● **A run of records**:
* * * * * * *

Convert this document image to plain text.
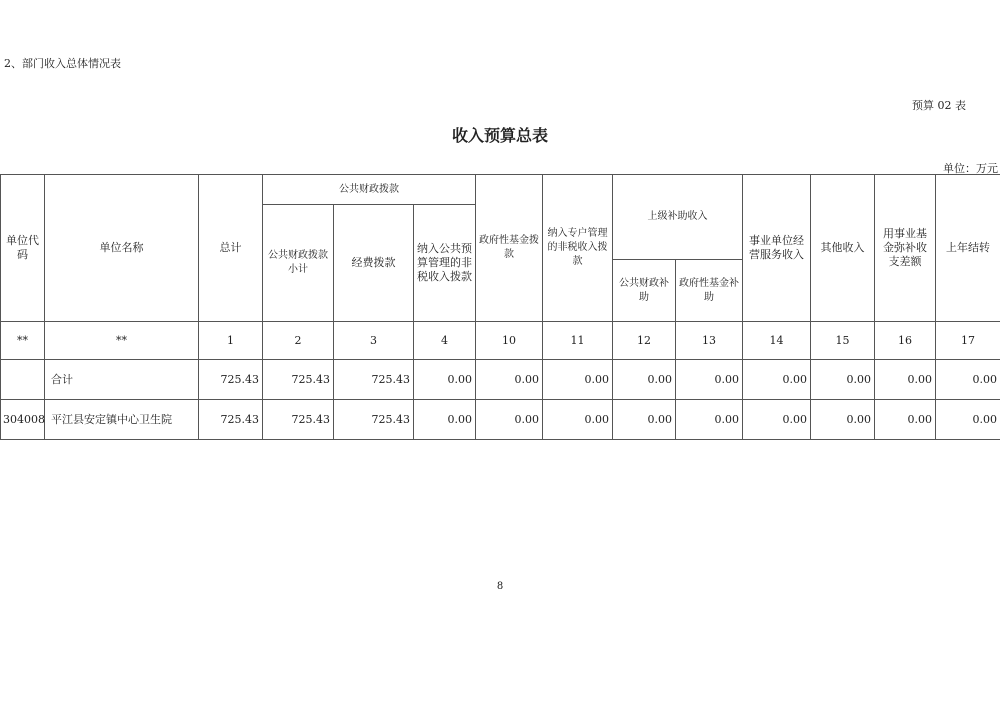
2、部门收入总体情况表
预算 02 表
收入预算总表
单位：万元
单位代码	单位名称	总计	公共财政拨款			政府性基金拨款	纳入专户管理的非税收入拨款	上级补助收入		事业单位经营服务收入	其他收入	用事业基金弥补收支差额	上年结转
			公共财政拨款小计	经费拨款	纳入公共预算管理的非税收入拨款								
								公共财政补助	政府性基金补助				
**	**	1	2	3	4	10	11	12	13	14	15	16	17
	合计	725.43	725.43	725.43	0.00	0.00	0.00	0.00	0.00	0.00	0.00	0.00	0.00
304008	平江县安定镇中心卫生院	725.43	725.43	725.43	0.00	0.00	0.00	0.00	0.00	0.00	0.00	0.00	0.00
8
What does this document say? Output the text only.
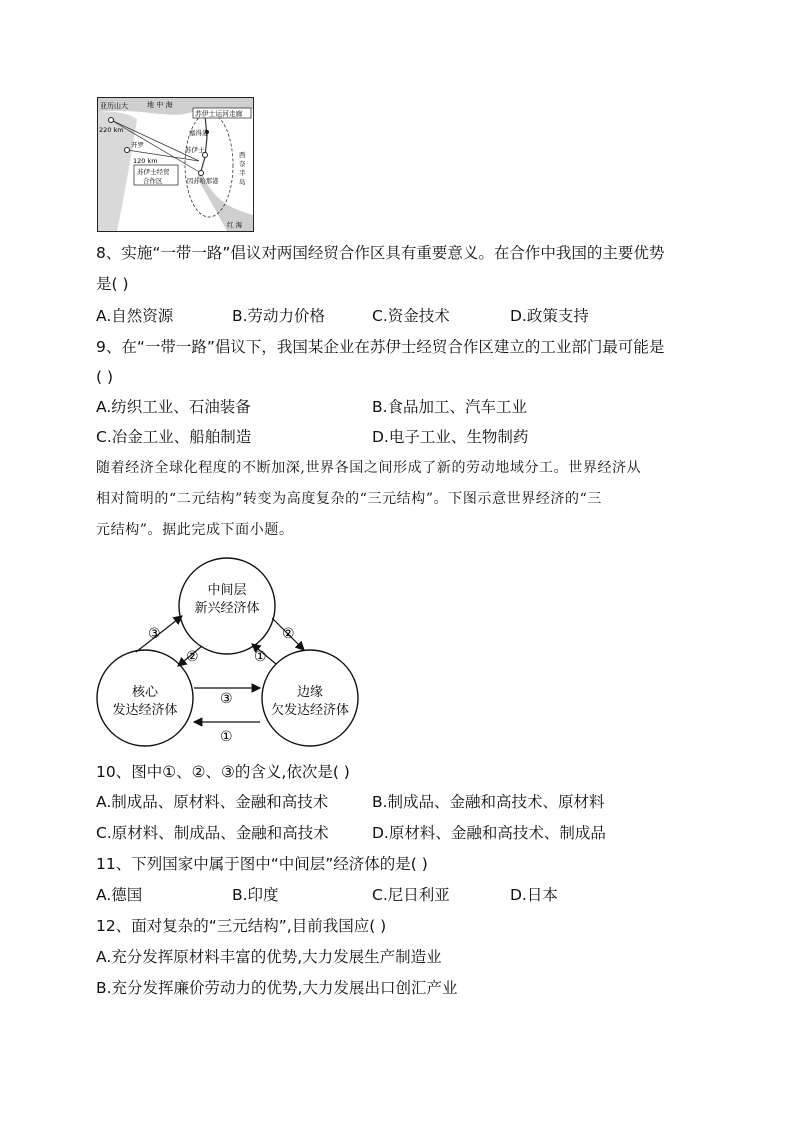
亚历山大	地 中 海
苏伊士运河走廊
塞得港
苏伊士
220 km
开罗
120 km
苏伊士经贸
合作区	因苏哈那港
西
奈
半
岛
红 海
8、实施“一带一路”倡议对两国经贸合作区具有重要意义。在合作中我国的主要优势
是( )
A.自然资源	B.劳动力价格	C.资金技术	D.政策支持
9、在“一带一路”倡议下，我国某企业在苏伊士经贸合作区建立的工业部门最可能是
( )
A.纺织工业、石油装备	B.食品加工、汽车工业
C.冶金工业、船舶制造	D.电子工业、生物制药
随着经济全球化程度的不断加深,世界各国之间形成了新的劳动地域分工。世界经济从
相对简明的“二元结构”转变为高度复杂的“三元结构”。下图示意世界经济的“三
元结构”。据此完成下面小题。
中间层
新兴经济体
核心
发达经济体
边缘
欠发达经济体
③
②	①
②
③
①
10、图中①、②、③的含义,依次是( )
A.制成品、原材料、金融和高技术	B.制成品、金融和高技术、原材料
C.原材料、制成品、金融和高技术	D.原材料、金融和高技术、制成品
11、下列国家中属于图中“中间层”经济体的是( )
A.德国	B.印度	C.尼日利亚	D.日本
12、面对复杂的“三元结构”,目前我国应( )
A.充分发挥原材料丰富的优势,大力发展生产制造业
B.充分发挥廉价劳动力的优势,大力发展出口创汇产业
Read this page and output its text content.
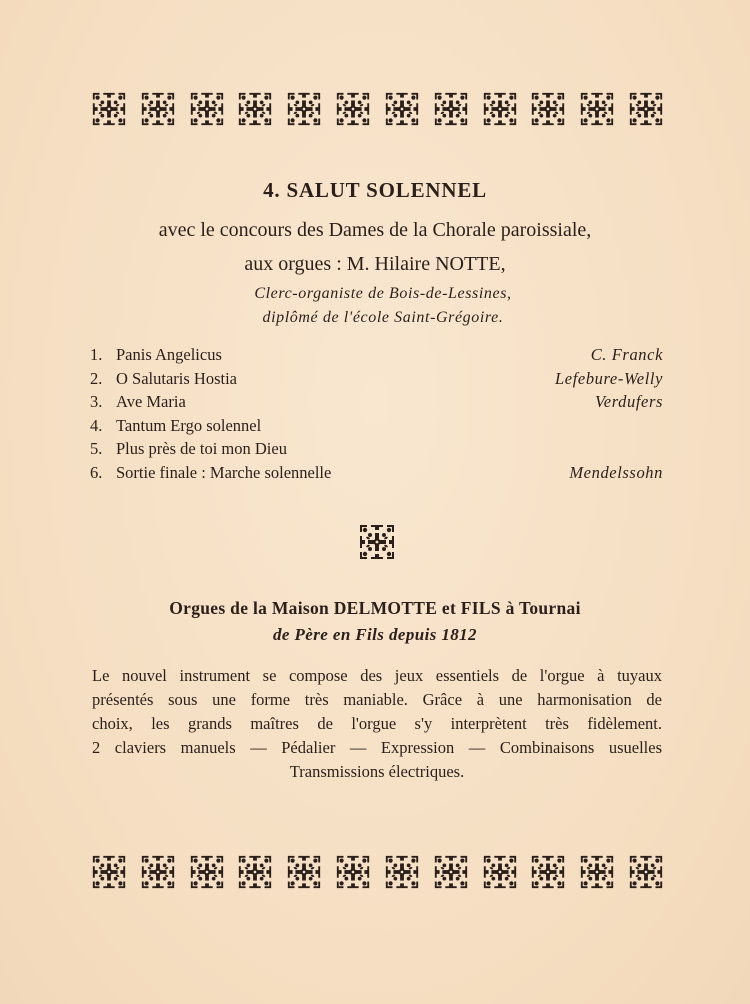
4. SALUT SOLENNEL
avec le concours des Dames de la Chorale paroissiale,
aux orgues : M. Hilaire NOTTE,
Clerc-organiste de Bois-de-Lessines,
diplômé de l'école Saint-Grégoire.
1. Panis Angelicus	C. Franck
2. O Salutaris Hostia	Lefebure-Welly
3. Ave Maria	Verdufers
4. Tantum Ergo solennel
5. Plus près de toi mon Dieu
6. Sortie finale : Marche solennelle	Mendelssohn
Orgues de la Maison DELMOTTE et FILS à Tournai
de Père en Fils depuis 1812
Le nouvel instrument se compose des jeux essentiels de l'orgue à tuyaux
présentés sous une forme très maniable. Grâce à une harmonisation de
choix, les grands maîtres de l'orgue s'y interprètent très fidèlement.
2 claviers manuels — Pédalier — Expression — Combinaisons usuelles
Transmissions électriques.
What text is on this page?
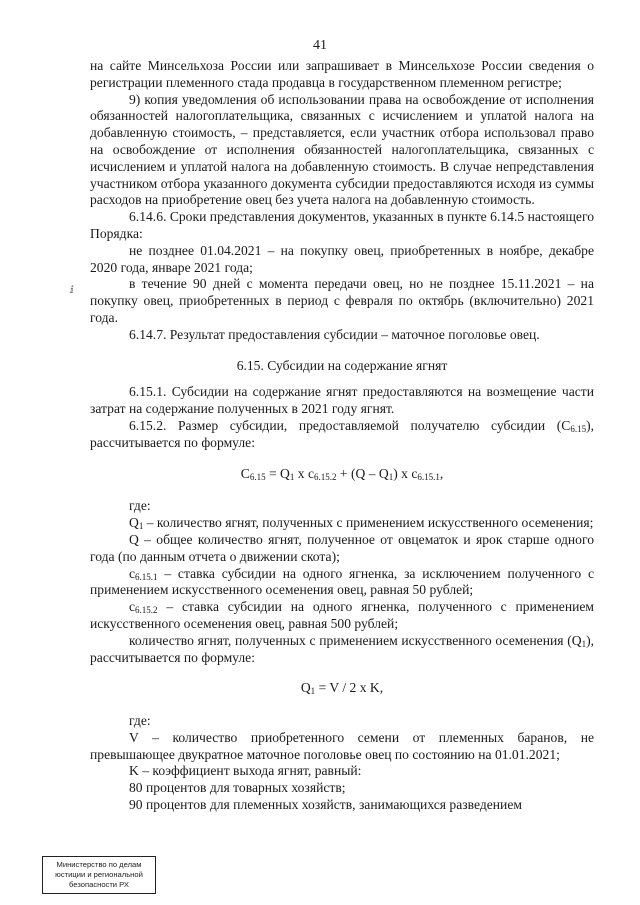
41
ⅈ

на сайте Минсельхоза России или запрашивает в Минсельхозе России сведения о регистрации племенного стада продавца в государственном племенном регистре;

9) копия уведомления об использовании права на освобождение от исполнения обязанностей налогоплательщика, связанных с исчислением и уплатой налога на добавленную стоимость, – представляется, если участник отбора использовал право на освобождение от исполнения обязанностей налогоплательщика, связанных с исчислением и уплатой налога на добавленную стоимость. В случае непредставления участником отбора указанного документа субсидии предоставляются исходя из суммы расходов на приобретение овец без учета налога на добавленную стоимость.

6.14.6. Сроки представления документов, указанных в пункте 6.14.5 настоящего Порядка:

не позднее 01.04.2021 – на покупку овец, приобретенных в ноябре, декабре 2020 года, январе 2021 года;

в течение 90 дней с момента передачи овец, но не позднее 15.11.2021 – на покупку овец, приобретенных в период с февраля по октябрь (включительно) 2021 года.

6.14.7. Результат предоставления субсидии – маточное поголовье овец.

6.15. Субсидии на содержание ягнят

6.15.1. Субсидии на содержание ягнят предоставляются на возмещение части затрат на содержание полученных в 2021 году ягнят.

6.15.2. Размер субсидии, предоставляемой получателю субсидии $(C_{6.15})$, рассчитывается по формуле:

$C_{6.15} = Q_1$ х $c_{6.15.2} + (Q - Q_1)$ х $c_{6.15.1}$,

где:

$Q_1$ – количество ягнят, полученных с применением искусственного осеменения;

Q – общее количество ягнят, полученное от овцематок и ярок старше одного года (по данным отчета о движении скота);

$c_{6.15.1}$ – ставка субсидии на одного ягненка, за исключением полученного с применением искусственного осеменения овец, равная 50 рублей;

$c_{6.15.2}$ – ставка субсидии на одного ягненка, полученного с применением искусственного осеменения овец, равная 500 рублей;

количество ягнят, полученных с применением искусственного осеменения $(Q_1)$, рассчитывается по формуле:

$Q_1 = V / 2$ х K,

где:

V – количество приобретенного семени от племенных баранов, не превышающее двукратное маточное поголовье овец по состоянию на 01.01.2021;

K – коэффициент выхода ягнят, равный:

80 процентов для товарных хозяйств;

90 процентов для племенных хозяйств, занимающихся разведением

Министерство по делам
юстиции и региональной
безопасности РХ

* * * * * * *

● **Work to complete**: The pictures should not be reproduced; quote all of the other material exactly.

● **Solution to the problem**:
Convert this document image to plain text.
2、部门收入总体情况表
预算 02 表
收入预算总表
单位：万元
单位代码	单位名称	总计	公共财政拨款			政府性基金拨款	纳入专户管理的非税收入拨款	上级补助收入		事业单位经营服务收入	其他收入	用事业基金弥补收支差额	上年结转
			公共财政拨款小计	经费拨款	纳入公共预算管理的非税收入拨款								
								公共财政补助	政府性基金补助				
**	**	1	2	3	4	10	11	12	13	14	15	16	17
	合计	725.43	725.43	725.43	0.00	0.00	0.00	0.00	0.00	0.00	0.00	0.00	0.00
304008	平江县安定镇中心卫生院	725.43	725.43	725.43	0.00	0.00	0.00	0.00	0.00	0.00	0.00	0.00	0.00
8
What does this document say? Output the text only.
亚历山大	地 中 海
苏伊士运河走廊
塞得港
苏伊士
220 km
开罗
120 km
苏伊士经贸
合作区	因苏哈那港
西
奈
半
岛
红 海
8、实施“一带一路”倡议对两国经贸合作区具有重要意义。在合作中我国的主要优势
是( )
A.自然资源	B.劳动力价格	C.资金技术	D.政策支持
9、在“一带一路”倡议下，我国某企业在苏伊士经贸合作区建立的工业部门最可能是
( )
A.纺织工业、石油装备	B.食品加工、汽车工业
C.冶金工业、船舶制造	D.电子工业、生物制药
随着经济全球化程度的不断加深,世界各国之间形成了新的劳动地域分工。世界经济从
相对简明的“二元结构”转变为高度复杂的“三元结构”。下图示意世界经济的“三
元结构”。据此完成下面小题。
中间层
新兴经济体
核心
发达经济体
边缘
欠发达经济体
③
②	①
②
③
①
10、图中①、②、③的含义,依次是( )
A.制成品、原材料、金融和高技术	B.制成品、金融和高技术、原材料
C.原材料、制成品、金融和高技术	D.原材料、金融和高技术、制成品
11、下列国家中属于图中“中间层”经济体的是( )
A.德国	B.印度	C.尼日利亚	D.日本
12、面对复杂的“三元结构”,目前我国应( )
A.充分发挥原材料丰富的优势,大力发展生产制造业
B.充分发挥廉价劳动力的优势,大力发展出口创汇产业
Read this page and output its text content.
4. SALUT SOLENNEL
avec le concours des Dames de la Chorale paroissiale,
aux orgues : M. Hilaire NOTTE,
Clerc-organiste de Bois-de-Lessines,
diplômé de l'école Saint-Grégoire.
1. Panis Angelicus	C. Franck
2. O Salutaris Hostia	Lefebure-Welly
3. Ave Maria	Verdufers
4. Tantum Ergo solennel
5. Plus près de toi mon Dieu
6. Sortie finale : Marche solennelle	Mendelssohn
Orgues de la Maison DELMOTTE et FILS à Tournai
de Père en Fils depuis 1812
Le nouvel instrument se compose des jeux essentiels de l'orgue à tuyaux
présentés sous une forme très maniable. Grâce à une harmonisation de
choix, les grands maîtres de l'orgue s'y interprètent très fidèlement.
2 claviers manuels — Pédalier — Expression — Combinaisons usuelles
Transmissions électriques.
What text is on this page?
41
ⅈ

на сайте Минсельхоза России или запрашивает в Минсельхозе России сведения о регистрации племенного стада продавца в государственном племенном регистре;

9) копия уведомления об использовании права на освобождение от исполнения обязанностей налогоплательщика, связанных с исчислением и уплатой налога на добавленную стоимость, – представляется, если участник отбора использовал право на освобождение от исполнения обязанностей налогоплательщика, связанных с исчислением и уплатой налога на добавленную стоимость. В случае непредставления участником отбора указанного документа субсидии предоставляются исходя из суммы расходов на приобретение овец без учета налога на добавленную стоимость.

6.14.6. Сроки представления документов, указанных в пункте 6.14.5 настоящего Порядка:

не позднее 01.04.2021 – на покупку овец, приобретенных в ноябре, декабре 2020 года, январе 2021 года;

в течение 90 дней с момента передачи овец, но не позднее 15.11.2021 – на покупку овец, приобретенных в период с февраля по октябрь (включительно) 2021 года.

6.14.7. Результат предоставления субсидии – маточное поголовье овец.

6.15. Субсидии на содержание ягнят

6.15.1. Субсидии на содержание ягнят предоставляются на возмещение части затрат на содержание полученных в 2021 году ягнят.

6.15.2. Размер субсидии, предоставляемой получателю субсидии $(C_{6.15})$, рассчитывается по формуле:

$C_{6.15} = Q_1$ х $c_{6.15.2} + (Q - Q_1)$ х $c_{6.15.1}$,

где:

$Q_1$ – количество ягнят, полученных с применением искусственного осеменения;

Q – общее количество ягнят, полученное от овцематок и ярок старше одного года (по данным отчета о движении скота);

$c_{6.15.1}$ – ставка субсидии на одного ягненка, за исключением полученного с применением искусственного осеменения овец, равная 50 рублей;

$c_{6.15.2}$ – ставка субсидии на одного ягненка, полученного с применением искусственного осеменения овец, равная 500 рублей;

количество ягнят, полученных с применением искусственного осеменения $(Q_1)$, рассчитывается по формуле:

$Q_1 = V / 2$ х K,

где:

V – количество приобретенного семени от племенных баранов, не превышающее двукратное маточное поголовье овец по состоянию на 01.01.2021;

K – коэффициент выхода ягнят, равный:

80 процентов для товарных хозяйств;

90 процентов для племенных хозяйств, занимающихся разведением

Министерство по делам
юстиции и региональной
безопасности РХ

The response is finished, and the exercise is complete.